## OBJECTIVE
Each entry below is to be extracted exactly.

## ROWS
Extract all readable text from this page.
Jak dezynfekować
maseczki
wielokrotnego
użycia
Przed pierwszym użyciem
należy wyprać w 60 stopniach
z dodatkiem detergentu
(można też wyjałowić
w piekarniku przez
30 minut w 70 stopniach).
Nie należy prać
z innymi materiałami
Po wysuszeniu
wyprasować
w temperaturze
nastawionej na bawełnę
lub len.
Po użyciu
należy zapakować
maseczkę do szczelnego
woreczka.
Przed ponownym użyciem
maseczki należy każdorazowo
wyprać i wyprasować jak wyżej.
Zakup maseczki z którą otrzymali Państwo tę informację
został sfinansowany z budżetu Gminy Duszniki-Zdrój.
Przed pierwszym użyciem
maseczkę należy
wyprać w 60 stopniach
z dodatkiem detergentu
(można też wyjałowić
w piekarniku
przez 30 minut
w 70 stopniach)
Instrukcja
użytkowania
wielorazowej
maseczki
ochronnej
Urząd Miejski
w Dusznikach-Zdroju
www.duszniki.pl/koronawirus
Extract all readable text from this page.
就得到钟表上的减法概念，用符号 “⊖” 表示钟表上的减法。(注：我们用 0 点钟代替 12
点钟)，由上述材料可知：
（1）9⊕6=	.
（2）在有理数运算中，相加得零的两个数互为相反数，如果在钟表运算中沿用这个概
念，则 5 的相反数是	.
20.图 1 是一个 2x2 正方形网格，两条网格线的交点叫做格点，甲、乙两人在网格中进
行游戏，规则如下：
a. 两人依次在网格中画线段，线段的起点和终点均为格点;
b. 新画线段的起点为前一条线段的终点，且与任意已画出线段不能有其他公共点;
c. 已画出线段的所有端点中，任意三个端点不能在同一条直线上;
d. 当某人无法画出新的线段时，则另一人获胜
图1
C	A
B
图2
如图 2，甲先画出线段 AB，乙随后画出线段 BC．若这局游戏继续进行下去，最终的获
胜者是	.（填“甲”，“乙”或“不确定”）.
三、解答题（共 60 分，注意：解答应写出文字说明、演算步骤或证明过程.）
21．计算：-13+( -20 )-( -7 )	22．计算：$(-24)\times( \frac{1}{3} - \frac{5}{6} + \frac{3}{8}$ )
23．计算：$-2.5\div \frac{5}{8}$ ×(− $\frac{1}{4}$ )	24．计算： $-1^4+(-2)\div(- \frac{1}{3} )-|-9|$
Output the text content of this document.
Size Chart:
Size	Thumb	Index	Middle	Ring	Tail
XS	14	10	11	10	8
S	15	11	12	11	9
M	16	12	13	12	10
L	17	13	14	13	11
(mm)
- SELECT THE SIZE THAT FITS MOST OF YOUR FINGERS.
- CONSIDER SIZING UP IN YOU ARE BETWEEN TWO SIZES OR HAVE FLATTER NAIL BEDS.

## REPLY TO THE EXERCISE
Extract all readable text from this page.
Jak dezynfekować
maseczki
wielokrotnego
użycia
Przed pierwszym użyciem
należy wyprać w 60 stopniach
z dodatkiem detergentu
(można też wyjałowić
w piekarniku przez
30 minut w 70 stopniach).
Nie należy prać
z innymi materiałami
Po wysuszeniu
wyprasować
w temperaturze
nastawionej na bawełnę
lub len.
Po użyciu
należy zapakować
maseczkę do szczelnego
woreczka.
Przed ponownym użyciem
maseczki należy każdorazowo
wyprać i wyprasować jak wyżej.
Zakup maseczki z którą otrzymali Państwo tę informację
został sfinansowany z budżetu Gminy Duszniki-Zdrój.
Przed pierwszym użyciem
maseczkę należy
wyprać w 60 stopniach
z dodatkiem detergentu
(można też wyjałowić
w piekarniku
przez 30 minut
w 70 stopniach)
Instrukcja
użytkowania
wielorazowej
maseczki
ochronnej
Urząd Miejski
w Dusznikach-Zdroju
www.duszniki.pl/koronawirus
Extract all readable text from this page.
就得到钟表上的减法概念，用符号 “⊖” 表示钟表上的减法。(注：我们用 0 点钟代替 12
点钟)，由上述材料可知：
（1）9⊕6=	.
（2）在有理数运算中，相加得零的两个数互为相反数，如果在钟表运算中沿用这个概
念，则 5 的相反数是	.
20.图 1 是一个 2x2 正方形网格，两条网格线的交点叫做格点，甲、乙两人在网格中进
行游戏，规则如下：
a. 两人依次在网格中画线段，线段的起点和终点均为格点;
b. 新画线段的起点为前一条线段的终点，且与任意已画出线段不能有其他公共点;
c. 已画出线段的所有端点中，任意三个端点不能在同一条直线上;
d. 当某人无法画出新的线段时，则另一人获胜
图1
C	A
B
图2
如图 2，甲先画出线段 AB，乙随后画出线段 BC．若这局游戏继续进行下去，最终的获
胜者是	.（填“甲”，“乙”或“不确定”）.
三、解答题（共 60 分，注意：解答应写出文字说明、演算步骤或证明过程.）
21．计算：-13+( -20 )-( -7 )	22．计算：$(-24)\times( \frac{1}{3} - \frac{5}{6} + \frac{3}{8}$ )
23．计算：$-2.5\div \frac{5}{8}$ ×(− $\frac{1}{4}$ )	24．计算： $-1^4+(-2)\div(- \frac{1}{3} )-|-9|$
Output the text content of this document.
Size Chart:
Size	Thumb	Index	Middle	Ring	Tail
XS	14	10	11	10	8
S	15	11	12	11	9
M	16	12	13	12	10
L	17	13	14	13	11
(mm)
- SELECT THE SIZE THAT FITS MOST OF YOUR FINGERS.
- CONSIDER SIZING UP IN YOU ARE BETWEEN TWO SIZES OR HAVE FLATTER NAIL BEDS.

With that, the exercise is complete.